─── TASK INPUT ───

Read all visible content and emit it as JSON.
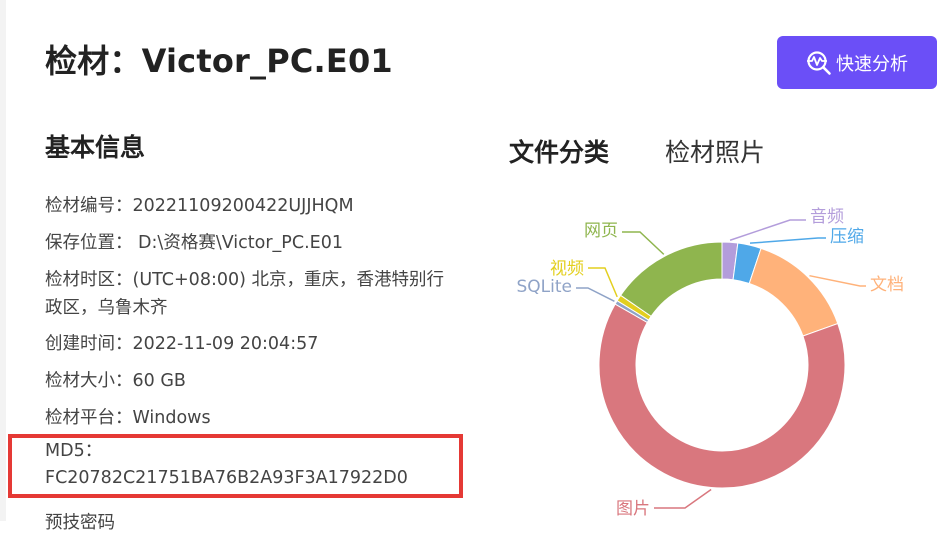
{
  "header": {
    "title": "检材：Victor_PC.E01",
    "quick_analysis_label": "快速分析",
    "quick_analysis_icon": "magnifier-pulse-icon"
  },
  "basic_info": {
    "section_title": "基本信息",
    "rows": [
      "检材编号：20221109200422UJJHQM",
      "保存位置：  D:\\资格赛\\Victor_PC.E01",
      "检材时区：(UTC+08:00) 北京，重庆，香港特别行政区，乌鲁木齐",
      "创建时间：2022-11-09 20:04:57",
      "检材大小：60 GB",
      "检材平台：Windows"
    ],
    "md5_label": "MD5：",
    "md5_value": "FC20782C21751BA76B2A93F3A17922D0",
    "cut_row": "预技密码"
  },
  "tabs": [
    {
      "label": "文件分类",
      "active": true
    },
    {
      "label": "检材照片",
      "active": false
    }
  ],
  "chart_data": {
    "type": "pie",
    "donut": true,
    "labels": [
      "音频",
      "压缩",
      "文档",
      "图片",
      "SQLite",
      "视频",
      "网页"
    ],
    "values": [
      2,
      3,
      14,
      62,
      0.5,
      0.8,
      15
    ],
    "colors": [
      "#b39ddb",
      "#4fa8e8",
      "#ffb27a",
      "#d9777e",
      "#8fa3c7",
      "#e3cf1f",
      "#8fb54e"
    ]
  }
}
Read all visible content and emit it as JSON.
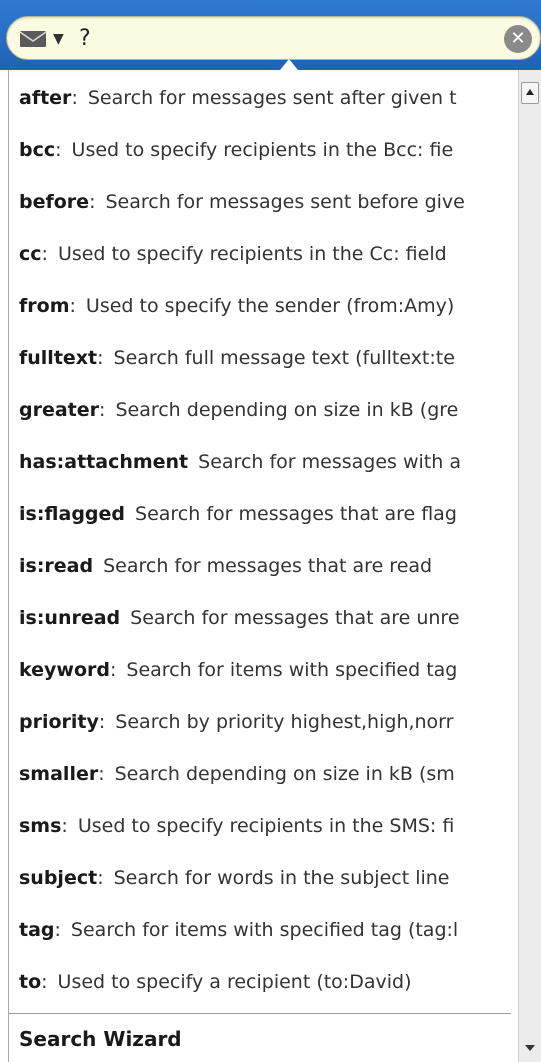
{
  "search": {
    "query": "?",
    "scope_icon": "envelope-icon",
    "dropdown_icon": "caret-down-icon",
    "clear_icon": "clear-circle-icon"
  },
  "suggestions": [
    {
      "keyword": "after",
      "colon": ":",
      "description": "Search for messages sent after given t"
    },
    {
      "keyword": "bcc",
      "colon": ":",
      "description": "Used to specify recipients in the Bcc: fie"
    },
    {
      "keyword": "before",
      "colon": ":",
      "description": "Search for messages sent before give"
    },
    {
      "keyword": "cc",
      "colon": ":",
      "description": "Used to specify recipients in the Cc: field"
    },
    {
      "keyword": "from",
      "colon": ":",
      "description": "Used to specify the sender (from:Amy)"
    },
    {
      "keyword": "fulltext",
      "colon": ":",
      "description": "Search full message text (fulltext:te"
    },
    {
      "keyword": "greater",
      "colon": ":",
      "description": "Search depending on size in kB (gre"
    },
    {
      "keyword": "has:attachment",
      "colon": "",
      "description": "Search for messages with a"
    },
    {
      "keyword": "is:flagged",
      "colon": "",
      "description": "Search for messages that are flag"
    },
    {
      "keyword": "is:read",
      "colon": "",
      "description": "Search for messages that are read"
    },
    {
      "keyword": "is:unread",
      "colon": "",
      "description": "Search for messages that are unre"
    },
    {
      "keyword": "keyword",
      "colon": ":",
      "description": "Search for items with specified tag"
    },
    {
      "keyword": "priority",
      "colon": ":",
      "description": "Search by priority highest,high,norr"
    },
    {
      "keyword": "smaller",
      "colon": ":",
      "description": "Search depending on size in kB (sm"
    },
    {
      "keyword": "sms",
      "colon": ":",
      "description": "Used to specify recipients in the SMS: fi"
    },
    {
      "keyword": "subject",
      "colon": ":",
      "description": "Search for words in the subject line"
    },
    {
      "keyword": "tag",
      "colon": ":",
      "description": "Search for items with specified tag (tag:l"
    },
    {
      "keyword": "to",
      "colon": ":",
      "description": "Used to specify a recipient (to:David)"
    }
  ],
  "footer": {
    "wizard_label": "Search Wizard"
  },
  "colors": {
    "topbar": "#2a72c8",
    "search_field": "#fbfbe2"
  }
}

───

TASK TO COMPLETE: Reproduce each record above by retyping it exactly; omit all images.

REPLY TO THE EXERCISE:
Read all visible content and emit it as JSON.
{
  "header": {
    "title": "检材：Victor_PC.E01",
    "quick_analysis_label": "快速分析",
    "quick_analysis_icon": "magnifier-pulse-icon"
  },
  "basic_info": {
    "section_title": "基本信息",
    "rows": [
      "检材编号：20221109200422UJJHQM",
      "保存位置：  D:\\资格赛\\Victor_PC.E01",
      "检材时区：(UTC+08:00) 北京，重庆，香港特别行政区，乌鲁木齐",
      "创建时间：2022-11-09 20:04:57",
      "检材大小：60 GB",
      "检材平台：Windows"
    ],
    "md5_label": "MD5：",
    "md5_value": "FC20782C21751BA76B2A93F3A17922D0",
    "cut_row": "预技密码"
  },
  "tabs": [
    {
      "label": "文件分类",
      "active": true
    },
    {
      "label": "检材照片",
      "active": false
    }
  ],
  "chart_data": {
    "type": "pie",
    "donut": true,
    "labels": [
      "音频",
      "压缩",
      "文档",
      "图片",
      "SQLite",
      "视频",
      "网页"
    ],
    "values": [
      2,
      3,
      14,
      62,
      0.5,
      0.8,
      15
    ],
    "colors": [
      "#b39ddb",
      "#4fa8e8",
      "#ffb27a",
      "#d9777e",
      "#8fa3c7",
      "#e3cf1f",
      "#8fb54e"
    ]
  }
}
Read all visible content and emit it as JSON.
{
  "search": {
    "query": "?",
    "scope_icon": "envelope-icon",
    "dropdown_icon": "caret-down-icon",
    "clear_icon": "clear-circle-icon"
  },
  "suggestions": [
    {
      "keyword": "after",
      "colon": ":",
      "description": "Search for messages sent after given t"
    },
    {
      "keyword": "bcc",
      "colon": ":",
      "description": "Used to specify recipients in the Bcc: fie"
    },
    {
      "keyword": "before",
      "colon": ":",
      "description": "Search for messages sent before give"
    },
    {
      "keyword": "cc",
      "colon": ":",
      "description": "Used to specify recipients in the Cc: field"
    },
    {
      "keyword": "from",
      "colon": ":",
      "description": "Used to specify the sender (from:Amy)"
    },
    {
      "keyword": "fulltext",
      "colon": ":",
      "description": "Search full message text (fulltext:te"
    },
    {
      "keyword": "greater",
      "colon": ":",
      "description": "Search depending on size in kB (gre"
    },
    {
      "keyword": "has:attachment",
      "colon": "",
      "description": "Search for messages with a"
    },
    {
      "keyword": "is:flagged",
      "colon": "",
      "description": "Search for messages that are flag"
    },
    {
      "keyword": "is:read",
      "colon": "",
      "description": "Search for messages that are read"
    },
    {
      "keyword": "is:unread",
      "colon": "",
      "description": "Search for messages that are unre"
    },
    {
      "keyword": "keyword",
      "colon": ":",
      "description": "Search for items with specified tag"
    },
    {
      "keyword": "priority",
      "colon": ":",
      "description": "Search by priority highest,high,norr"
    },
    {
      "keyword": "smaller",
      "colon": ":",
      "description": "Search depending on size in kB (sm"
    },
    {
      "keyword": "sms",
      "colon": ":",
      "description": "Used to specify recipients in the SMS: fi"
    },
    {
      "keyword": "subject",
      "colon": ":",
      "description": "Search for words in the subject line"
    },
    {
      "keyword": "tag",
      "colon": ":",
      "description": "Search for items with specified tag (tag:l"
    },
    {
      "keyword": "to",
      "colon": ":",
      "description": "Used to specify a recipient (to:David)"
    }
  ],
  "footer": {
    "wizard_label": "Search Wizard"
  },
  "colors": {
    "topbar": "#2a72c8",
    "search_field": "#fbfbe2"
  }
}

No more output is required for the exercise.